Data lines:

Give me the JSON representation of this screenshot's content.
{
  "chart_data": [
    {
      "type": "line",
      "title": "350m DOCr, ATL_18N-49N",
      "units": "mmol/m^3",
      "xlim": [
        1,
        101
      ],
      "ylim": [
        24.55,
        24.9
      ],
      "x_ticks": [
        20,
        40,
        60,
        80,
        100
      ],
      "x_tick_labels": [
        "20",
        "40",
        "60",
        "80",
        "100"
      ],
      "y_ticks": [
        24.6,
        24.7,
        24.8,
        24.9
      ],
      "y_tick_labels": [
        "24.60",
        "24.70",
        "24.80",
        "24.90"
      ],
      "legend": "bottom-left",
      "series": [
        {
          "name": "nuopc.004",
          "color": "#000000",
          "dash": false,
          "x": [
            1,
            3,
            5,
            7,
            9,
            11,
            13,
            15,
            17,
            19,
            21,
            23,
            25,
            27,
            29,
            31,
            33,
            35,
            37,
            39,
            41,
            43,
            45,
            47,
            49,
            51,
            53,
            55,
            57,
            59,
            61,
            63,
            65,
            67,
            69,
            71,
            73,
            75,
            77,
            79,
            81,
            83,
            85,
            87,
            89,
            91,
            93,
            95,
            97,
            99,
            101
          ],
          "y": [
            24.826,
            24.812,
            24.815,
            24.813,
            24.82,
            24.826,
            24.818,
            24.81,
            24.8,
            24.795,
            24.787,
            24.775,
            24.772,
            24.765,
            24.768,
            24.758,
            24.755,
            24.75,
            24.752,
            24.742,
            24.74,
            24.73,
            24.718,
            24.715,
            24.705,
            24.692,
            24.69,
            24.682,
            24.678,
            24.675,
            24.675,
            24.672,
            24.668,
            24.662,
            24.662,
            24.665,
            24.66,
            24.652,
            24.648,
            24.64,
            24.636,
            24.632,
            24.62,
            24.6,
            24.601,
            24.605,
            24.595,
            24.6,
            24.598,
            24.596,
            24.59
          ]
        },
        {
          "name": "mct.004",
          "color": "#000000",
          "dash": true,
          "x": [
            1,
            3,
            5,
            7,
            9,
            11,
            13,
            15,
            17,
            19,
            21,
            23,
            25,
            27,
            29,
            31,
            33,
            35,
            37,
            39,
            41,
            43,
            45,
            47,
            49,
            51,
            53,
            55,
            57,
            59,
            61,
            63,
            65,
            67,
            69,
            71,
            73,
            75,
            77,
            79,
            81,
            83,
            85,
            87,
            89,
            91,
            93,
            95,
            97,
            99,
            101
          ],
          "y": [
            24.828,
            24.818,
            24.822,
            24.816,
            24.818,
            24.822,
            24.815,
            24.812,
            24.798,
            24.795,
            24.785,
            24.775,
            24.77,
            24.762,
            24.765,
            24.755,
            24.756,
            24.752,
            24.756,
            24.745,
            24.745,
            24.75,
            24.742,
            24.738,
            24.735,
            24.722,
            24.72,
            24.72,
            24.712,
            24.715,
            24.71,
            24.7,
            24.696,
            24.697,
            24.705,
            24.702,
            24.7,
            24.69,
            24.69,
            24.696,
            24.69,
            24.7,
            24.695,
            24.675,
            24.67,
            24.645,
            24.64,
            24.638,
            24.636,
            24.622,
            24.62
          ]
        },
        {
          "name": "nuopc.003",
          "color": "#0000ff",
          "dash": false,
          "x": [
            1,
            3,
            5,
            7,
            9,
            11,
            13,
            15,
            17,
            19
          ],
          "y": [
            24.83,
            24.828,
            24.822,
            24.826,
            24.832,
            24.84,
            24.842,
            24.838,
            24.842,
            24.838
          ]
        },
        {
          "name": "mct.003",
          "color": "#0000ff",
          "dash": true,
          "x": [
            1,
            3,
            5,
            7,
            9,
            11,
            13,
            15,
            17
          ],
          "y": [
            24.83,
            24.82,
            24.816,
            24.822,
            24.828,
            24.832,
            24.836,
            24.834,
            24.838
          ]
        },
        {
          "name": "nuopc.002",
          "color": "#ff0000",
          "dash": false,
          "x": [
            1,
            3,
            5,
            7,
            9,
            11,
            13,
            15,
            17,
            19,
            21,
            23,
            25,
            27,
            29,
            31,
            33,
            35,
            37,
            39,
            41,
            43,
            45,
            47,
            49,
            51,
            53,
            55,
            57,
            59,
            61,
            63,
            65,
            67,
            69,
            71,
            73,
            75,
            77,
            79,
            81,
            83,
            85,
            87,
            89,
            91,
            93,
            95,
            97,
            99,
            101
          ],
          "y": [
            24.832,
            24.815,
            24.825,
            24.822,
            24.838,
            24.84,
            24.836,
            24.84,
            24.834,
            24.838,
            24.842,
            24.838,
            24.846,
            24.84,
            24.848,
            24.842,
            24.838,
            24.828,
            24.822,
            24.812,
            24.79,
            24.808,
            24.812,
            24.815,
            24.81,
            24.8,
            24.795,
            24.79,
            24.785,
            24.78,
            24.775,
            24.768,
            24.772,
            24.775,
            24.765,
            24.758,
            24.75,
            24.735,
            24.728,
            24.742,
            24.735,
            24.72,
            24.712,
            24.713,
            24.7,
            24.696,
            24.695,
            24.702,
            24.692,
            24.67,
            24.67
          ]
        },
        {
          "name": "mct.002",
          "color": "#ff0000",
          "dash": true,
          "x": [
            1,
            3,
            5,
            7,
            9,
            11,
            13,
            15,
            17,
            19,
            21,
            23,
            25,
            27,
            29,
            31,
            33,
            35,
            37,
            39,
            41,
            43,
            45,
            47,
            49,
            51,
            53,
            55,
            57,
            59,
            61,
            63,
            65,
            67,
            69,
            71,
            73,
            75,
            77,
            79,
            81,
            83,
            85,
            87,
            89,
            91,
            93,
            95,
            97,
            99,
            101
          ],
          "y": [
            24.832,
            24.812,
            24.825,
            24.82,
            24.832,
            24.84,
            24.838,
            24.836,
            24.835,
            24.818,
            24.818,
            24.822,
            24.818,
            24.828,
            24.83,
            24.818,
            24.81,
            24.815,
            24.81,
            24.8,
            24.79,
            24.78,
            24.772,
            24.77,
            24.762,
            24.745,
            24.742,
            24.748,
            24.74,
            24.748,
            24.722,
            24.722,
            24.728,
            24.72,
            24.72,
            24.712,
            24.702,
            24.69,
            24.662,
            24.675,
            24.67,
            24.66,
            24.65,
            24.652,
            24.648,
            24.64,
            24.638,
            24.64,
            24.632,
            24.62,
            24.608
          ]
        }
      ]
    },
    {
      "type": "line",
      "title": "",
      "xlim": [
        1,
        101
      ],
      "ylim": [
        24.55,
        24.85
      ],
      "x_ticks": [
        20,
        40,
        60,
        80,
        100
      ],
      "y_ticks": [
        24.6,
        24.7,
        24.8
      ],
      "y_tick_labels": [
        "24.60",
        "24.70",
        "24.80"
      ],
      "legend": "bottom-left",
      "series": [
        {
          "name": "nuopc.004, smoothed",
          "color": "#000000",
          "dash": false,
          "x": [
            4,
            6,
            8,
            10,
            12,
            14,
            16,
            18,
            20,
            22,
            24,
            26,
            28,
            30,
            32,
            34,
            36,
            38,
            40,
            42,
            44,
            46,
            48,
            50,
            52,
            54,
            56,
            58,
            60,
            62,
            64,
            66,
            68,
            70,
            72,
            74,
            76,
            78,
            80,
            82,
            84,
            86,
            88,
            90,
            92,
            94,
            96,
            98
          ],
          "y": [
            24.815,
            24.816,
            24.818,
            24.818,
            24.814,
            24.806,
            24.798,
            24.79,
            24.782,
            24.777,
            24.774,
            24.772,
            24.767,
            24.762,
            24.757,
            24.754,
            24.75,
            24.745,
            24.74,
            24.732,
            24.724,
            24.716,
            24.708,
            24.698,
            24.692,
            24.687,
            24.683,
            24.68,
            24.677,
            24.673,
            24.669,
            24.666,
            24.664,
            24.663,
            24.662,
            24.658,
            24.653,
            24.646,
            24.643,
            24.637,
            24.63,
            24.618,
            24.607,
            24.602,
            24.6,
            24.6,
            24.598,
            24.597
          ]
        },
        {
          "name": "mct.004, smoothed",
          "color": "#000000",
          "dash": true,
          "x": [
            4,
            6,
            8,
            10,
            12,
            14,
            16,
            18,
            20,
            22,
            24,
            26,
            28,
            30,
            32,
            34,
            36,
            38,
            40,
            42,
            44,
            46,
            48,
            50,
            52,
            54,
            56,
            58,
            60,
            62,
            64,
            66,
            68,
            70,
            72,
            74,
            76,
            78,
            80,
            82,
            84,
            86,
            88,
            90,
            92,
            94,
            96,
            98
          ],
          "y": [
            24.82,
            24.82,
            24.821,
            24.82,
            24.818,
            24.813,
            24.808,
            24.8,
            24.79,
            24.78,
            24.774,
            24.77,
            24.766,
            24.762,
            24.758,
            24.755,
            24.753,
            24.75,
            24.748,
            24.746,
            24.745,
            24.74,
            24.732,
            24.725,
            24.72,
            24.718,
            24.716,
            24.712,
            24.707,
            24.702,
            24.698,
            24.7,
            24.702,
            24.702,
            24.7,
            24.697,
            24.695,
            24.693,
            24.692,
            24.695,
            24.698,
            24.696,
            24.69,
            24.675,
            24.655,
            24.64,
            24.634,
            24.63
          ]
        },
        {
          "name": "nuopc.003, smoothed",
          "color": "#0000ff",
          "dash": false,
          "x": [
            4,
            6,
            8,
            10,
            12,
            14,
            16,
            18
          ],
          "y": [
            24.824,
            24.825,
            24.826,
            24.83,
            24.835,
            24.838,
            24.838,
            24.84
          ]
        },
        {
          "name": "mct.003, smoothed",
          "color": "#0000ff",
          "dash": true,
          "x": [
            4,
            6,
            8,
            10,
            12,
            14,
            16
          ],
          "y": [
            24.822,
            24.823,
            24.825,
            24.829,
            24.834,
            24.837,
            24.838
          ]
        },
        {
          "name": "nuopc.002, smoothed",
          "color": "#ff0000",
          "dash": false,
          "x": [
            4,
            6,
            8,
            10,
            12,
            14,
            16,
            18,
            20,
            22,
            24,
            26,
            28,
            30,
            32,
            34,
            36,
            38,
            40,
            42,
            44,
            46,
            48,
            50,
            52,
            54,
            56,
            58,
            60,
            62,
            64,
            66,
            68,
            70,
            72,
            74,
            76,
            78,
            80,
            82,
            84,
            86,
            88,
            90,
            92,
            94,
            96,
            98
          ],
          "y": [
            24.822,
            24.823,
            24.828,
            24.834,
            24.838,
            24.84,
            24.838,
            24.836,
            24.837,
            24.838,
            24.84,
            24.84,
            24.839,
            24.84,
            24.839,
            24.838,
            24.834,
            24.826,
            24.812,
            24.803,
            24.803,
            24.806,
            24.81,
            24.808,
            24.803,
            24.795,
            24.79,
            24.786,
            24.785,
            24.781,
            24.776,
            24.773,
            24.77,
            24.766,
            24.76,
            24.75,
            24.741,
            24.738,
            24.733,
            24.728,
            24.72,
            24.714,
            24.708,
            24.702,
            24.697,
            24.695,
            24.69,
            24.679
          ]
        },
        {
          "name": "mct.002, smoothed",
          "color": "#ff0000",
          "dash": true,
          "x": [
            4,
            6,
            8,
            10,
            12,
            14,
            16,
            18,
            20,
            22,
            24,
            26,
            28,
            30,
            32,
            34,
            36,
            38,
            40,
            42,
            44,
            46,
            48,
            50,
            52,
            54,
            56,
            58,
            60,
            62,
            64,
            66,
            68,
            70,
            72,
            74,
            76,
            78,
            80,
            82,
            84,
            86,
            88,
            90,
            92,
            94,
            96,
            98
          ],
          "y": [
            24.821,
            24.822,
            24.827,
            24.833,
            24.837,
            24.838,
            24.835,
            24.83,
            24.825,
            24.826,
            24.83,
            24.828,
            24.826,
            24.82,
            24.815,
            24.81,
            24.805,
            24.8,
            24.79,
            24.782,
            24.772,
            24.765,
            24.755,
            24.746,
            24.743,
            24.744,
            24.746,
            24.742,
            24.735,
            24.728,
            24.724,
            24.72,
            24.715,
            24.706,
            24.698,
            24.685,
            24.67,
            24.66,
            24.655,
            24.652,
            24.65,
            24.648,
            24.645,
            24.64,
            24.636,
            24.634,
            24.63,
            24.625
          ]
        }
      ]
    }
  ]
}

Work to do: In the records above, locate each line with the word "name". Copy all such lines.

Exercise solution:
          "name": "nuopc.004",
          "name": "mct.004",
          "name": "nuopc.003",
          "name": "mct.003",
          "name": "nuopc.002",
          "name": "mct.002",
          "name": "nuopc.004, smoothed",
          "name": "mct.004, smoothed",
          "name": "nuopc.003, smoothed",
          "name": "mct.003, smoothed",
          "name": "nuopc.002, smoothed",
          "name": "mct.002, smoothed",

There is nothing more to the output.